Data extracted from a collection
-------

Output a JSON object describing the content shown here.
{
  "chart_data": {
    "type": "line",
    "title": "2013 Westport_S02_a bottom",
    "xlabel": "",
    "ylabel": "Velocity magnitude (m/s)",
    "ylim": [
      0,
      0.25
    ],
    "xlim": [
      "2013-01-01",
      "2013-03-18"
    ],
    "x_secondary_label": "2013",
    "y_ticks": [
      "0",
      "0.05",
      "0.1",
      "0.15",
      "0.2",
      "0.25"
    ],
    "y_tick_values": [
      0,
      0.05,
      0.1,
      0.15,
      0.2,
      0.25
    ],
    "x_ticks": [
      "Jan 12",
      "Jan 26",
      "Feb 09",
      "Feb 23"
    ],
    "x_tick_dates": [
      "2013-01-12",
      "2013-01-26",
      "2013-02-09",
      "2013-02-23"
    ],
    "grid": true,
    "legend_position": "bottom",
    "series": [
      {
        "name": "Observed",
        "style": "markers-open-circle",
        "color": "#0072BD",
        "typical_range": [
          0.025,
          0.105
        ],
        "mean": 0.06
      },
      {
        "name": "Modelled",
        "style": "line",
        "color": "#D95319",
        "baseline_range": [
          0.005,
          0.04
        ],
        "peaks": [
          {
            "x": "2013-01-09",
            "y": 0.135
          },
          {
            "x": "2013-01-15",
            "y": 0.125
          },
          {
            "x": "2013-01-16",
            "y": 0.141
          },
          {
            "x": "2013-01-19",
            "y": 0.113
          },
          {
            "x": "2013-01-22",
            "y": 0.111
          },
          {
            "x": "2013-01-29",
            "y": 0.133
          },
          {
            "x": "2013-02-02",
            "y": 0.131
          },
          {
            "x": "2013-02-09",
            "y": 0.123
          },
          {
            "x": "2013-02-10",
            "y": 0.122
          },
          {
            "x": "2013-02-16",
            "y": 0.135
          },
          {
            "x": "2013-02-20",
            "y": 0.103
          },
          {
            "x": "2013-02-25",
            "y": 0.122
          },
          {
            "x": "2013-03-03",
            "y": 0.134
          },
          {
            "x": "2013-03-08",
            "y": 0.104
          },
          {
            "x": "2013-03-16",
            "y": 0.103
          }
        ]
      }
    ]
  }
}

-------

Return the listing above in its exact form.

Output a JSON object describing the content shown here.
{
  "chart_data": {
    "type": "line",
    "title": "2013 Westport_S02_a bottom",
    "xlabel": "",
    "ylabel": "Velocity magnitude (m/s)",
    "ylim": [
      0,
      0.25
    ],
    "xlim": [
      "2013-01-01",
      "2013-03-18"
    ],
    "x_secondary_label": "2013",
    "y_ticks": [
      "0",
      "0.05",
      "0.1",
      "0.15",
      "0.2",
      "0.25"
    ],
    "y_tick_values": [
      0,
      0.05,
      0.1,
      0.15,
      0.2,
      0.25
    ],
    "x_ticks": [
      "Jan 12",
      "Jan 26",
      "Feb 09",
      "Feb 23"
    ],
    "x_tick_dates": [
      "2013-01-12",
      "2013-01-26",
      "2013-02-09",
      "2013-02-23"
    ],
    "grid": true,
    "legend_position": "bottom",
    "series": [
      {
        "name": "Observed",
        "style": "markers-open-circle",
        "color": "#0072BD",
        "typical_range": [
          0.025,
          0.105
        ],
        "mean": 0.06
      },
      {
        "name": "Modelled",
        "style": "line",
        "color": "#D95319",
        "baseline_range": [
          0.005,
          0.04
        ],
        "peaks": [
          {
            "x": "2013-01-09",
            "y": 0.135
          },
          {
            "x": "2013-01-15",
            "y": 0.125
          },
          {
            "x": "2013-01-16",
            "y": 0.141
          },
          {
            "x": "2013-01-19",
            "y": 0.113
          },
          {
            "x": "2013-01-22",
            "y": 0.111
          },
          {
            "x": "2013-01-29",
            "y": 0.133
          },
          {
            "x": "2013-02-02",
            "y": 0.131
          },
          {
            "x": "2013-02-09",
            "y": 0.123
          },
          {
            "x": "2013-02-10",
            "y": 0.122
          },
          {
            "x": "2013-02-16",
            "y": 0.135
          },
          {
            "x": "2013-02-20",
            "y": 0.103
          },
          {
            "x": "2013-02-25",
            "y": 0.122
          },
          {
            "x": "2013-03-03",
            "y": 0.134
          },
          {
            "x": "2013-03-08",
            "y": 0.104
          },
          {
            "x": "2013-03-16",
            "y": 0.103
          }
        ]
      }
    ]
  }
}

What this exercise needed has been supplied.